[Saved entries]
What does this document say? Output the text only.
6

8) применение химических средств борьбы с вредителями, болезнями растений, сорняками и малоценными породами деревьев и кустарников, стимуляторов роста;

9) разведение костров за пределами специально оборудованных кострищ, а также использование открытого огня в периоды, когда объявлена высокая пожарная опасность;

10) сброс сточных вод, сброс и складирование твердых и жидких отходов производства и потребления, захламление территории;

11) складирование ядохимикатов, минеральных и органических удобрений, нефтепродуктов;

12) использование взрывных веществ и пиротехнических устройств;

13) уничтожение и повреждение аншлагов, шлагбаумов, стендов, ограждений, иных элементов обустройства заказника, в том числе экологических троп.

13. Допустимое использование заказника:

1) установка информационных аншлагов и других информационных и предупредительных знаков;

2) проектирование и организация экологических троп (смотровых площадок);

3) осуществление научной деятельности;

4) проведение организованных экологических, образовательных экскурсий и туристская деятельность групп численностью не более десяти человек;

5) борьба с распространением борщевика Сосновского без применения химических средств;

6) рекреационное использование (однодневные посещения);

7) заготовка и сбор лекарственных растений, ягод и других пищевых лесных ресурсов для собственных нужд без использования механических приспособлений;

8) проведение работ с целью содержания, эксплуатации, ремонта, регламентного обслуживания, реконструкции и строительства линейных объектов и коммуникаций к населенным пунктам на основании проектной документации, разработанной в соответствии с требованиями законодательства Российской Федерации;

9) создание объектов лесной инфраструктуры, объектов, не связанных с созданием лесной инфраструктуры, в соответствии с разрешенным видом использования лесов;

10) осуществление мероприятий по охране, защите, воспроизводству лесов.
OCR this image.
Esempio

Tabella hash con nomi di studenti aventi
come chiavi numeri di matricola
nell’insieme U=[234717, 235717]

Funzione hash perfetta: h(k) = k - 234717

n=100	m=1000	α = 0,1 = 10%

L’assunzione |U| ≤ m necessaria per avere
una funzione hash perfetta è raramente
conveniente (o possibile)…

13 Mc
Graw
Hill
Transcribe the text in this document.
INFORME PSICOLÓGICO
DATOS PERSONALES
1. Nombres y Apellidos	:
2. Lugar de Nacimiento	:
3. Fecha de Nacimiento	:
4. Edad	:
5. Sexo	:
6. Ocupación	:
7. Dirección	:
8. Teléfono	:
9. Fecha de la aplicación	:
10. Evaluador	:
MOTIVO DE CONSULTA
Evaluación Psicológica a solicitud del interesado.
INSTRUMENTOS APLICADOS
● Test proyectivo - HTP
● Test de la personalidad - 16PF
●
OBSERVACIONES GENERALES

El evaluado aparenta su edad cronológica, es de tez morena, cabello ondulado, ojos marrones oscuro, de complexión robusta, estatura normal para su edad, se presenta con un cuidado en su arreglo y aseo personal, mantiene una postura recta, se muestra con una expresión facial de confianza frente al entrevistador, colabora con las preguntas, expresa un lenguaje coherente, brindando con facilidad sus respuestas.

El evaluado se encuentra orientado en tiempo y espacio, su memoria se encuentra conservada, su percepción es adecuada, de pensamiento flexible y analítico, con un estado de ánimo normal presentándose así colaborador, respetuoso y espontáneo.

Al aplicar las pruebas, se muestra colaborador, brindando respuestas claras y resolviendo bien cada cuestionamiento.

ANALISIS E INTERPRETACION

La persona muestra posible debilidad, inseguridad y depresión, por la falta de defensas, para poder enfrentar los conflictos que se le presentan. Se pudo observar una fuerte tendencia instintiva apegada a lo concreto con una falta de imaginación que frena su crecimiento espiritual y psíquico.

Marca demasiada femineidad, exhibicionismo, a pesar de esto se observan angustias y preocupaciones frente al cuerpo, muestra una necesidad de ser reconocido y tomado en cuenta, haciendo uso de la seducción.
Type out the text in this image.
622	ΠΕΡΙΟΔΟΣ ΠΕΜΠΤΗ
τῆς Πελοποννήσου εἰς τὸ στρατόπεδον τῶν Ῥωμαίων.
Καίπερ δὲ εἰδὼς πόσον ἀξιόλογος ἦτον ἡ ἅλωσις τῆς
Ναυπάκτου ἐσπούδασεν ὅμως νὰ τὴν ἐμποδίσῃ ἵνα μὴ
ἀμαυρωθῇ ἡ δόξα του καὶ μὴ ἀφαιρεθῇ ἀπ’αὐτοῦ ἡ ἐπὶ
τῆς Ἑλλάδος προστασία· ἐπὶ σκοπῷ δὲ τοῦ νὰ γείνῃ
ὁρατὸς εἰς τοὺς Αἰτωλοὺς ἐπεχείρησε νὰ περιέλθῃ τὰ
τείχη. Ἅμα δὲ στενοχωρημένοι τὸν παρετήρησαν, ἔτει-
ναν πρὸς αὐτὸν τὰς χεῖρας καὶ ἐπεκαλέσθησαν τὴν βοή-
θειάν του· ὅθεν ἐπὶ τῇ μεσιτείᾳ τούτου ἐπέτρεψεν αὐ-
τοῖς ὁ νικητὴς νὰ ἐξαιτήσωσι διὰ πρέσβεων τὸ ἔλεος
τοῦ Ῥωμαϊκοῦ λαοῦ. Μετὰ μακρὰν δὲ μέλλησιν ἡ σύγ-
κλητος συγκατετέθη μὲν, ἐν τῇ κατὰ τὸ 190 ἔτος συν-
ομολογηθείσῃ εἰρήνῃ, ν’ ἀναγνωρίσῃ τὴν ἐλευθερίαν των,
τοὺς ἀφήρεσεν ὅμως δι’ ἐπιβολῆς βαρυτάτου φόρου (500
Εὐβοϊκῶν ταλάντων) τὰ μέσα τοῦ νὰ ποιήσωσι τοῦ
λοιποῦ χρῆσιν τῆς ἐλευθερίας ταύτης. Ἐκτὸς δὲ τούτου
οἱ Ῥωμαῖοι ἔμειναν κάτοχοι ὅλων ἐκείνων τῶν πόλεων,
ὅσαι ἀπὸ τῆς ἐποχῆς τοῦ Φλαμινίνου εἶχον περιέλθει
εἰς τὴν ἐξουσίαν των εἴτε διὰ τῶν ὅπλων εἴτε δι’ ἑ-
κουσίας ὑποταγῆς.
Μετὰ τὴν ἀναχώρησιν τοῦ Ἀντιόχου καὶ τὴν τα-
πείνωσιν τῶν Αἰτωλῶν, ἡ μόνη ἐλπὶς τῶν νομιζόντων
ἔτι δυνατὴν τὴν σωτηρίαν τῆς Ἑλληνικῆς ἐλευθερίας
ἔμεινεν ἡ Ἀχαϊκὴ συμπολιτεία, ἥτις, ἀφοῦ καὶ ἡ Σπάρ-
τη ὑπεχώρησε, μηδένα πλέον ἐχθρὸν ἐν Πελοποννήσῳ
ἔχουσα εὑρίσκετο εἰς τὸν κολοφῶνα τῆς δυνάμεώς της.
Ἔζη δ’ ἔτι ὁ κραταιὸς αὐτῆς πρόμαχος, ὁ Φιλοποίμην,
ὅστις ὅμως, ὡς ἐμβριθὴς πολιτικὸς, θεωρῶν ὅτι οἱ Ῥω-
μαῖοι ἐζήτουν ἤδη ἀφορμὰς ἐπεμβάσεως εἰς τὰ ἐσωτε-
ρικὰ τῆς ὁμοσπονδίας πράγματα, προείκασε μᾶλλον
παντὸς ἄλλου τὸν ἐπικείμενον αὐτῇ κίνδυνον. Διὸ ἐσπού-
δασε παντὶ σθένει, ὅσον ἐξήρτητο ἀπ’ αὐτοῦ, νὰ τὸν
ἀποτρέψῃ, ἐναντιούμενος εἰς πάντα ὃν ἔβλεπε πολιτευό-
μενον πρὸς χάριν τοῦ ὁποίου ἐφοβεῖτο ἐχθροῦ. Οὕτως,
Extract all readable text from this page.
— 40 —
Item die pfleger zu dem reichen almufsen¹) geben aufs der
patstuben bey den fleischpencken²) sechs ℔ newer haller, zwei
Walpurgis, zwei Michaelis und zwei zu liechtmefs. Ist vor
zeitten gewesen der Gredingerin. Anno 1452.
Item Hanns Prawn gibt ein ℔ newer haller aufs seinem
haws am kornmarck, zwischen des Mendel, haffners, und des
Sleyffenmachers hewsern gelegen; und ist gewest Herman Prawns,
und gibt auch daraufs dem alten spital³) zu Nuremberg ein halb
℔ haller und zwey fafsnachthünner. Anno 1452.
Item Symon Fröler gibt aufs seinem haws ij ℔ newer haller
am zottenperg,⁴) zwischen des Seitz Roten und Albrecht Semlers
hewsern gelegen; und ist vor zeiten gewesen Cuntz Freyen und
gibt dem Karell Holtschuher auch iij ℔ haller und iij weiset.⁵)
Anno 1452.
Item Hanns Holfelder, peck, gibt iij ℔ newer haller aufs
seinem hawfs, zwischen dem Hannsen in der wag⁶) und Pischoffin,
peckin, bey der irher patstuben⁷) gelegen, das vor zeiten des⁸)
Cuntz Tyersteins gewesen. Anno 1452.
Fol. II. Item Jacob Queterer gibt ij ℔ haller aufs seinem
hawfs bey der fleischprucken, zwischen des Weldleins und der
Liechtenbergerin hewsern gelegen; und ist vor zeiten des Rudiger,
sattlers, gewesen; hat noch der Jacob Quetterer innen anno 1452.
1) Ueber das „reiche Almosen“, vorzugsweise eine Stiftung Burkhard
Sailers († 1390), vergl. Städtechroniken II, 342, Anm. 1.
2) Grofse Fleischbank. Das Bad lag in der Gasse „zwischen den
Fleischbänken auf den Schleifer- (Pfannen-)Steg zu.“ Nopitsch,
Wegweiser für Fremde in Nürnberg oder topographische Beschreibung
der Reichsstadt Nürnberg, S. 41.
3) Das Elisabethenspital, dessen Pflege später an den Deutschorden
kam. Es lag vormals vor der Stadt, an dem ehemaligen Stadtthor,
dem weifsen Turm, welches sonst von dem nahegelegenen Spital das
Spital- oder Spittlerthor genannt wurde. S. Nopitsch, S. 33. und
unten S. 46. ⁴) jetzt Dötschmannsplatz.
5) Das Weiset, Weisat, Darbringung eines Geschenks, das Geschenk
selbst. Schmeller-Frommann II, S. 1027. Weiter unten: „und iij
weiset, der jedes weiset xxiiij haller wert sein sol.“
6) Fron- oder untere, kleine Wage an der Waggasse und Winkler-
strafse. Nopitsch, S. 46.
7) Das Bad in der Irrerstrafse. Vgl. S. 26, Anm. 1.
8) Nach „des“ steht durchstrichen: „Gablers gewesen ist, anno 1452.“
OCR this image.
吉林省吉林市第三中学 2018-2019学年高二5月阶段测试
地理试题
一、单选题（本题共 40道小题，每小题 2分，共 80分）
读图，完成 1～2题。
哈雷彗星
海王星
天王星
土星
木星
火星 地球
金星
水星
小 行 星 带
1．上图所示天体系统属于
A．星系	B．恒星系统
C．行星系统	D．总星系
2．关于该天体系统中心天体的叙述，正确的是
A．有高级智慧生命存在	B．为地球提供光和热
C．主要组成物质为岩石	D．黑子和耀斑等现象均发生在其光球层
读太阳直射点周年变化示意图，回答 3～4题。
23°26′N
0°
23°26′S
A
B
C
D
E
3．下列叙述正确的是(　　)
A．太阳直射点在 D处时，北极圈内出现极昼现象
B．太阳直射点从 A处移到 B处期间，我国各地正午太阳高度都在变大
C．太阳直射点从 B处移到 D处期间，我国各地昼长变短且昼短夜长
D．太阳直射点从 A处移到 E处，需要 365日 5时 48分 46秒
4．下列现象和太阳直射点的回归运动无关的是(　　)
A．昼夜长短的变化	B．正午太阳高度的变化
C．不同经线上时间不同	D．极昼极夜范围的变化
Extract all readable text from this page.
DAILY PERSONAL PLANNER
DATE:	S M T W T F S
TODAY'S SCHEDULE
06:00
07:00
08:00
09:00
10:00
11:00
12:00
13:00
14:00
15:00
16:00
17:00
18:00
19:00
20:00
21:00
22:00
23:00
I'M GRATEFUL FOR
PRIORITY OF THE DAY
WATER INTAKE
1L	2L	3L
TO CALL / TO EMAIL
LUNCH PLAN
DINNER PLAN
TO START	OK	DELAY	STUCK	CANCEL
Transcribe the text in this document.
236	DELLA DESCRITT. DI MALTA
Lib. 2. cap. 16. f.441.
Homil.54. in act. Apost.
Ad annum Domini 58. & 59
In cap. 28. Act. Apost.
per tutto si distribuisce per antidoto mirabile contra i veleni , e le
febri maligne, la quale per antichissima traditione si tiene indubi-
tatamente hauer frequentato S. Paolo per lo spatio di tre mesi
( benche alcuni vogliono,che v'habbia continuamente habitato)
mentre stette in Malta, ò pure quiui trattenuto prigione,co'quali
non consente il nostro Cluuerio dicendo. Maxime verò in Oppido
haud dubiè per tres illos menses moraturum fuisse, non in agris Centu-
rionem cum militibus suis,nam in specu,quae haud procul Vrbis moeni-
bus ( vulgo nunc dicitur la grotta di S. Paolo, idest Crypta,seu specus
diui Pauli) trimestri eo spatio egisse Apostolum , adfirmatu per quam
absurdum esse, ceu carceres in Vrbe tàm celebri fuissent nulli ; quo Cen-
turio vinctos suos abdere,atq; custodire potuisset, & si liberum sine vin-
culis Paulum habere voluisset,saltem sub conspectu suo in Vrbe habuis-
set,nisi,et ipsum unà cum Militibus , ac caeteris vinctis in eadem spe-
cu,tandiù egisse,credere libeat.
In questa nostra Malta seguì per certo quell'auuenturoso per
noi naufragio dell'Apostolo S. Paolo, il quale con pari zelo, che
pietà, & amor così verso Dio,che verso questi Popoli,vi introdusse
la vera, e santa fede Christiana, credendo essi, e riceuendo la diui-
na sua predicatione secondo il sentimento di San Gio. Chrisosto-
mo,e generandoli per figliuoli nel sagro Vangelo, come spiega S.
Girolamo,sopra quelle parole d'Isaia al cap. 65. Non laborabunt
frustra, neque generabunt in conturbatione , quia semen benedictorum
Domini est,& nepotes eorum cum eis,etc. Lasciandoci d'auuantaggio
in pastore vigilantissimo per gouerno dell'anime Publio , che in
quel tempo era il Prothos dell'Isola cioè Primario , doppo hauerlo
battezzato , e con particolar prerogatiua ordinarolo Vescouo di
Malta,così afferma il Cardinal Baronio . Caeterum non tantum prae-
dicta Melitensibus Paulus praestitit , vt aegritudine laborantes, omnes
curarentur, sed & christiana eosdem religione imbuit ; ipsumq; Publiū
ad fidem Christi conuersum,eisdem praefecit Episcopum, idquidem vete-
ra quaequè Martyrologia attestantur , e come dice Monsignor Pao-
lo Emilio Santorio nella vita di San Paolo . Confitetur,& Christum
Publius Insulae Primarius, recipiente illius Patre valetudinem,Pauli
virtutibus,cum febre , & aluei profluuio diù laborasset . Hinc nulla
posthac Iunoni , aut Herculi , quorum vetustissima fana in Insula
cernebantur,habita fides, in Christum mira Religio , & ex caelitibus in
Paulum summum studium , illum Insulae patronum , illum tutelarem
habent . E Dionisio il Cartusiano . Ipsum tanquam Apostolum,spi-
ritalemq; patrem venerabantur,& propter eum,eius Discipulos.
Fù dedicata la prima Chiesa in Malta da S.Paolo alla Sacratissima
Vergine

**TASK INSTRUCTIONS:** Copy each line containing the word "химических" from the data.

**TASK RESPONSE:**
8) применение химических средств борьбы с вредителями, болезнями растений, сорняками и малоценными породами деревьев и кустарников, стимуляторов роста;
5) борьба с распространением борщевика Сосновского без применения химических средств;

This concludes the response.